→ **What you are asked to do**
Output the material below unchanged, apart from leaving out the pictures.

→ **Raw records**
☆ ☆ ☆ ☆
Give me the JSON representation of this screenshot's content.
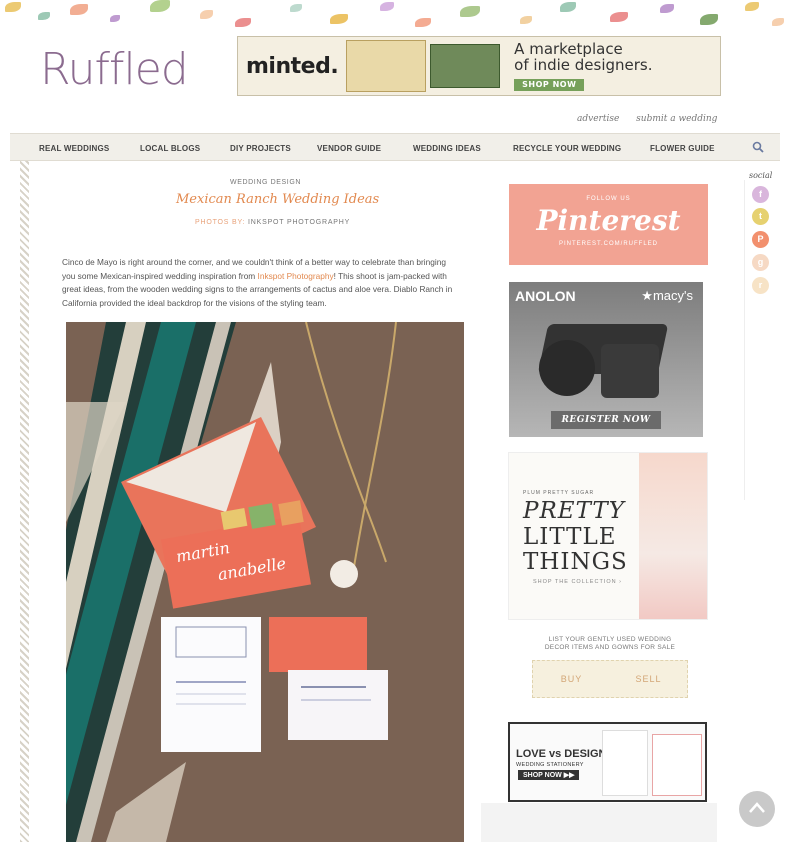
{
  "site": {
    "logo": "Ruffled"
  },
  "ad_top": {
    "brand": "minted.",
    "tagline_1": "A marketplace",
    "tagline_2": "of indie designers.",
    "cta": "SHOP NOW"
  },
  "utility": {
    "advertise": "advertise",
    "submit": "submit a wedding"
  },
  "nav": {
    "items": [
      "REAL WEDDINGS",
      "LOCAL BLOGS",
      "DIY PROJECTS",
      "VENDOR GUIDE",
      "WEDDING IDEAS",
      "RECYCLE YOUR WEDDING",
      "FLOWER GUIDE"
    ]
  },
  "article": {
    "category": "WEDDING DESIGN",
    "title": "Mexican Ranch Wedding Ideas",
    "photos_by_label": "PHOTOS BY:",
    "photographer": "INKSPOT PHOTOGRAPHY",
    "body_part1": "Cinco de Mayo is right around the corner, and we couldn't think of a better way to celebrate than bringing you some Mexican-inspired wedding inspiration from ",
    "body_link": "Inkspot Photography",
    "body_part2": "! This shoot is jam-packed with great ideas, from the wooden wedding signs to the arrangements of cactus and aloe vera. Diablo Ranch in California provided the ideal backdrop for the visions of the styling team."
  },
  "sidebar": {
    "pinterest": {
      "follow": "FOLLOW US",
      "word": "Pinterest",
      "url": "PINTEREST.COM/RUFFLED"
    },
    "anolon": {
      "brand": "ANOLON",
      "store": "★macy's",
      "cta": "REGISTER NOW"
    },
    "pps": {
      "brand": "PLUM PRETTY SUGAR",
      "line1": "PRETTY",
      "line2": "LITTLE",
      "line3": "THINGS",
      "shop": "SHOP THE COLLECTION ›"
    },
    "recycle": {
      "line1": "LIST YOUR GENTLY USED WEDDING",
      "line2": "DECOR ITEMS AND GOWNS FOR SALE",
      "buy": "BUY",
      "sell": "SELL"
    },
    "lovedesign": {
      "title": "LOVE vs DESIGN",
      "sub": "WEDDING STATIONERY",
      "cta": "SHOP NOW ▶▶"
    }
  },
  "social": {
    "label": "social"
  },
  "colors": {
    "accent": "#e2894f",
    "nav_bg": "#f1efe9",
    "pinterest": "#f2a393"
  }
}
☆ ☆ ☆ ☆
→ **Solved problem**
Give me the JSON representation of this screenshot's content.
{
  "site": {
    "logo": "Ruffled"
  },
  "ad_top": {
    "brand": "minted.",
    "tagline_1": "A marketplace",
    "tagline_2": "of indie designers.",
    "cta": "SHOP NOW"
  },
  "utility": {
    "advertise": "advertise",
    "submit": "submit a wedding"
  },
  "nav": {
    "items": [
      "REAL WEDDINGS",
      "LOCAL BLOGS",
      "DIY PROJECTS",
      "VENDOR GUIDE",
      "WEDDING IDEAS",
      "RECYCLE YOUR WEDDING",
      "FLOWER GUIDE"
    ]
  },
  "article": {
    "category": "WEDDING DESIGN",
    "title": "Mexican Ranch Wedding Ideas",
    "photos_by_label": "PHOTOS BY:",
    "photographer": "INKSPOT PHOTOGRAPHY",
    "body_part1": "Cinco de Mayo is right around the corner, and we couldn't think of a better way to celebrate than bringing you some Mexican-inspired wedding inspiration from ",
    "body_link": "Inkspot Photography",
    "body_part2": "! This shoot is jam-packed with great ideas, from the wooden wedding signs to the arrangements of cactus and aloe vera. Diablo Ranch in California provided the ideal backdrop for the visions of the styling team."
  },
  "sidebar": {
    "pinterest": {
      "follow": "FOLLOW US",
      "word": "Pinterest",
      "url": "PINTEREST.COM/RUFFLED"
    },
    "anolon": {
      "brand": "ANOLON",
      "store": "★macy's",
      "cta": "REGISTER NOW"
    },
    "pps": {
      "brand": "PLUM PRETTY SUGAR",
      "line1": "PRETTY",
      "line2": "LITTLE",
      "line3": "THINGS",
      "shop": "SHOP THE COLLECTION ›"
    },
    "recycle": {
      "line1": "LIST YOUR GENTLY USED WEDDING",
      "line2": "DECOR ITEMS AND GOWNS FOR SALE",
      "buy": "BUY",
      "sell": "SELL"
    },
    "lovedesign": {
      "title": "LOVE vs DESIGN",
      "sub": "WEDDING STATIONERY",
      "cta": "SHOP NOW ▶▶"
    }
  },
  "social": {
    "label": "social"
  },
  "colors": {
    "accent": "#e2894f",
    "nav_bg": "#f1efe9",
    "pinterest": "#f2a393"
  }
}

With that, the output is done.